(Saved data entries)

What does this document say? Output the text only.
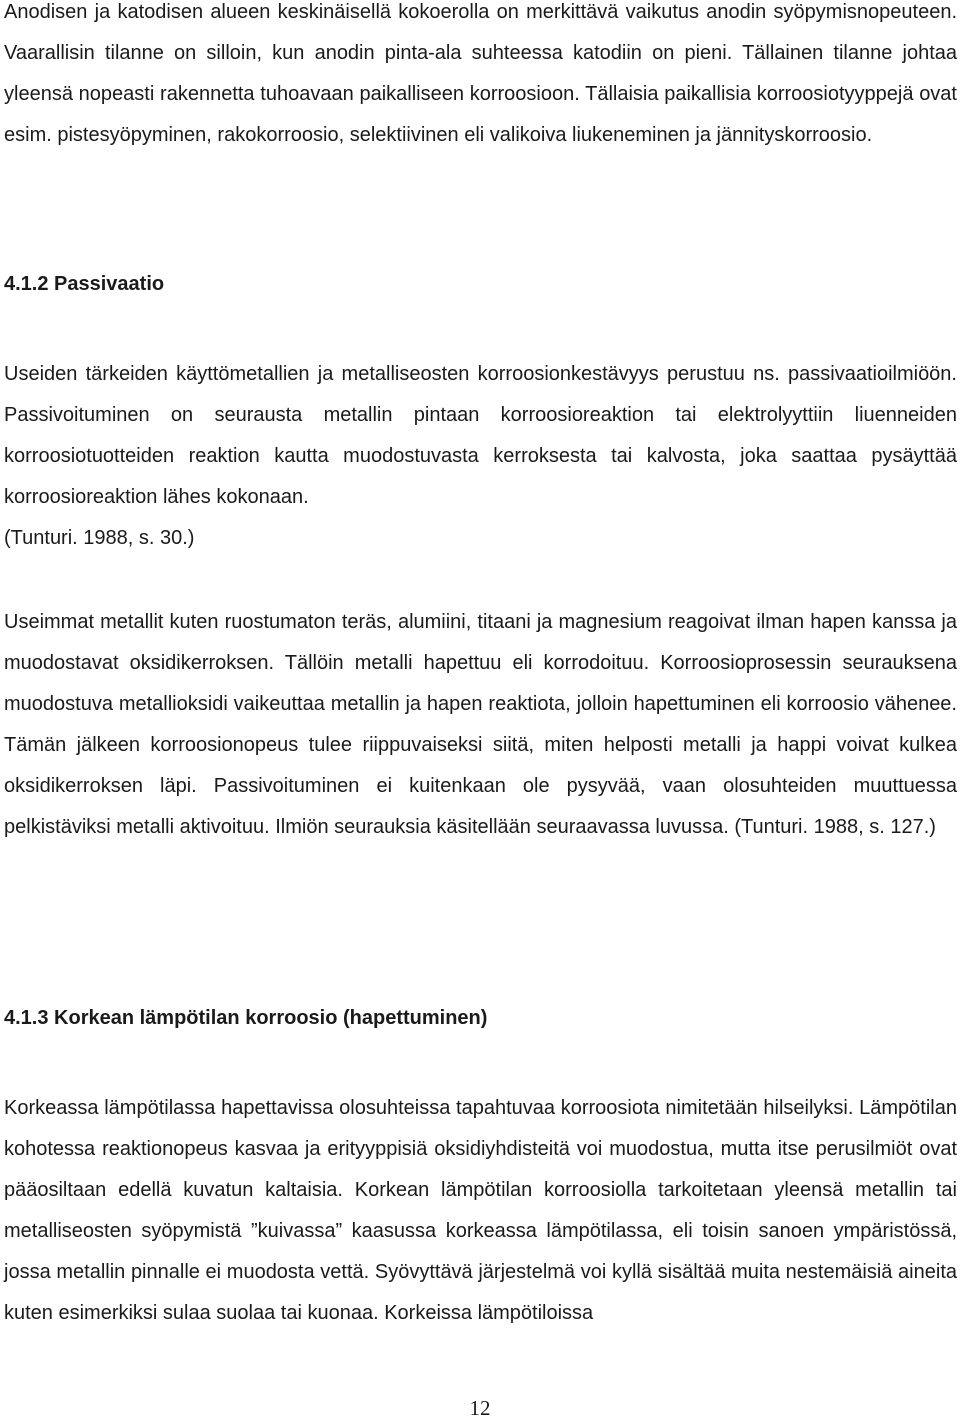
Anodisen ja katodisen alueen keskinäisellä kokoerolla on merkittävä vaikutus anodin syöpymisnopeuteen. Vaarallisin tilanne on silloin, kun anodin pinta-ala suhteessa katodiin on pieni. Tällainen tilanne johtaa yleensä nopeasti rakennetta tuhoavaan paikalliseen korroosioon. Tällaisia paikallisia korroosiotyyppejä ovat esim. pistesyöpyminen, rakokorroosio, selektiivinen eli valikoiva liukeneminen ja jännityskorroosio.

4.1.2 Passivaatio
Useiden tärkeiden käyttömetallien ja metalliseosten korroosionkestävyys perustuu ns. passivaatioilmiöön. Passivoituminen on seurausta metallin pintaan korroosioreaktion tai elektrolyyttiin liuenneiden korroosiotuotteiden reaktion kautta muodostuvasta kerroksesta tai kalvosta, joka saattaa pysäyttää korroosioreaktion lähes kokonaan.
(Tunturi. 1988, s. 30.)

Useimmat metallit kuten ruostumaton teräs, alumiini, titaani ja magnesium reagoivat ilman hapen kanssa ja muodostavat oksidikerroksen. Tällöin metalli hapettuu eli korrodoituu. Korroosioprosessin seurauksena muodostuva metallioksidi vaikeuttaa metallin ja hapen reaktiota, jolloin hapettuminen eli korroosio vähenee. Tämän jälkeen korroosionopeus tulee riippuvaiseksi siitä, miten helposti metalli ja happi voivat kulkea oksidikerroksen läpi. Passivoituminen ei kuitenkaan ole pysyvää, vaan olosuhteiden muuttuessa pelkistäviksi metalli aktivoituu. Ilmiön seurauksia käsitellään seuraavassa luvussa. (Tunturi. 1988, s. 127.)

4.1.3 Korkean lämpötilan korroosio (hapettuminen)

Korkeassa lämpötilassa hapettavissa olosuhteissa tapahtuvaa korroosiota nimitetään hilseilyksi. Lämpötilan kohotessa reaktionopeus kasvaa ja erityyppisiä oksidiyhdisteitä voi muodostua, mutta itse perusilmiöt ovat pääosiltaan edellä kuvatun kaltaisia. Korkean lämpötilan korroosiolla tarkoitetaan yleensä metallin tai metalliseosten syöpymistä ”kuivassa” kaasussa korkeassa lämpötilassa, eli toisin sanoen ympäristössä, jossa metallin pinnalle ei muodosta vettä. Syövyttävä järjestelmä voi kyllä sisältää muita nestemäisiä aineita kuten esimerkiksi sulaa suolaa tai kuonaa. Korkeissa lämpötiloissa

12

▶ **WHAT YOU HAVE TO DO**
What is the number of lines that hold the string "Korkean"? Reply with that number alone.

▶ **OUTPUT FOR THIS EXERCISE**
2